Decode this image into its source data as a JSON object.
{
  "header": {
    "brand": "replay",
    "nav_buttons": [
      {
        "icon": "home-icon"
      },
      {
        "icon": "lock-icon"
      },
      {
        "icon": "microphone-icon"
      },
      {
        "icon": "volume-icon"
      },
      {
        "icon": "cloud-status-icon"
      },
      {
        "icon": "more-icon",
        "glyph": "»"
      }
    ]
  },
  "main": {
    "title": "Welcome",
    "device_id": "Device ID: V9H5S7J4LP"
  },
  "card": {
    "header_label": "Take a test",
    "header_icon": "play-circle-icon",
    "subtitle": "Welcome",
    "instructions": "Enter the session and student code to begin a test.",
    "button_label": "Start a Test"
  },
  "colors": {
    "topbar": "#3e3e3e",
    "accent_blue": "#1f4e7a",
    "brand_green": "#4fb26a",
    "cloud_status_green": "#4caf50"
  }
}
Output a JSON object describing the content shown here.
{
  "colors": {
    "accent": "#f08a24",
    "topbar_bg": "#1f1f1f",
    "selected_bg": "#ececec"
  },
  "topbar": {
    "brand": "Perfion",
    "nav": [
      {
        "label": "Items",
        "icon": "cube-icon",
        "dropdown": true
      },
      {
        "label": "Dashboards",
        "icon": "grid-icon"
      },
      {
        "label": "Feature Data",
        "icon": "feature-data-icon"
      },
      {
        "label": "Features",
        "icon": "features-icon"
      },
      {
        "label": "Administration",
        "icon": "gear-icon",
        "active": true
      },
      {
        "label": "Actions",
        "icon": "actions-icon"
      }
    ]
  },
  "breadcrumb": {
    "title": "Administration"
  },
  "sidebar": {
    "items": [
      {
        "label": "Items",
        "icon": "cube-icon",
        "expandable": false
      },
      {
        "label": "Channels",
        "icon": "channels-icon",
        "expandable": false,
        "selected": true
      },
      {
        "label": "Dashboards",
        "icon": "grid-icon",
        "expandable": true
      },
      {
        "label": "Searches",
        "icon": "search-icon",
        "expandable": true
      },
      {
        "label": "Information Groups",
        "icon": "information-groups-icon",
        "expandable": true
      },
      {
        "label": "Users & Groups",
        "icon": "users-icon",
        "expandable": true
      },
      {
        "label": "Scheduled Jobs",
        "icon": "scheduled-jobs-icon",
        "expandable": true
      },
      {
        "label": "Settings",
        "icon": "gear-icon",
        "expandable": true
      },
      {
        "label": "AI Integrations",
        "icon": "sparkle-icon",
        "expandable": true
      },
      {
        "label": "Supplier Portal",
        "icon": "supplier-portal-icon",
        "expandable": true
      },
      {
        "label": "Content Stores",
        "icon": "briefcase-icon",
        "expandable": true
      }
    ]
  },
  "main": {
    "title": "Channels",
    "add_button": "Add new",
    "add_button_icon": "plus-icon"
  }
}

**Set problem:**
Restate each record word for word.

**Exercise answer:**
Decode this image into its source data as a JSON object.
{
  "header": {
    "brand": "replay",
    "nav_buttons": [
      {
        "icon": "home-icon"
      },
      {
        "icon": "lock-icon"
      },
      {
        "icon": "microphone-icon"
      },
      {
        "icon": "volume-icon"
      },
      {
        "icon": "cloud-status-icon"
      },
      {
        "icon": "more-icon",
        "glyph": "»"
      }
    ]
  },
  "main": {
    "title": "Welcome",
    "device_id": "Device ID: V9H5S7J4LP"
  },
  "card": {
    "header_label": "Take a test",
    "header_icon": "play-circle-icon",
    "subtitle": "Welcome",
    "instructions": "Enter the session and student code to begin a test.",
    "button_label": "Start a Test"
  },
  "colors": {
    "topbar": "#3e3e3e",
    "accent_blue": "#1f4e7a",
    "brand_green": "#4fb26a",
    "cloud_status_green": "#4caf50"
  }
}
Output a JSON object describing the content shown here.
{
  "colors": {
    "accent": "#f08a24",
    "topbar_bg": "#1f1f1f",
    "selected_bg": "#ececec"
  },
  "topbar": {
    "brand": "Perfion",
    "nav": [
      {
        "label": "Items",
        "icon": "cube-icon",
        "dropdown": true
      },
      {
        "label": "Dashboards",
        "icon": "grid-icon"
      },
      {
        "label": "Feature Data",
        "icon": "feature-data-icon"
      },
      {
        "label": "Features",
        "icon": "features-icon"
      },
      {
        "label": "Administration",
        "icon": "gear-icon",
        "active": true
      },
      {
        "label": "Actions",
        "icon": "actions-icon"
      }
    ]
  },
  "breadcrumb": {
    "title": "Administration"
  },
  "sidebar": {
    "items": [
      {
        "label": "Items",
        "icon": "cube-icon",
        "expandable": false
      },
      {
        "label": "Channels",
        "icon": "channels-icon",
        "expandable": false,
        "selected": true
      },
      {
        "label": "Dashboards",
        "icon": "grid-icon",
        "expandable": true
      },
      {
        "label": "Searches",
        "icon": "search-icon",
        "expandable": true
      },
      {
        "label": "Information Groups",
        "icon": "information-groups-icon",
        "expandable": true
      },
      {
        "label": "Users & Groups",
        "icon": "users-icon",
        "expandable": true
      },
      {
        "label": "Scheduled Jobs",
        "icon": "scheduled-jobs-icon",
        "expandable": true
      },
      {
        "label": "Settings",
        "icon": "gear-icon",
        "expandable": true
      },
      {
        "label": "AI Integrations",
        "icon": "sparkle-icon",
        "expandable": true
      },
      {
        "label": "Supplier Portal",
        "icon": "supplier-portal-icon",
        "expandable": true
      },
      {
        "label": "Content Stores",
        "icon": "briefcase-icon",
        "expandable": true
      }
    ]
  },
  "main": {
    "title": "Channels",
    "add_button": "Add new",
    "add_button_icon": "plus-icon"
  }
}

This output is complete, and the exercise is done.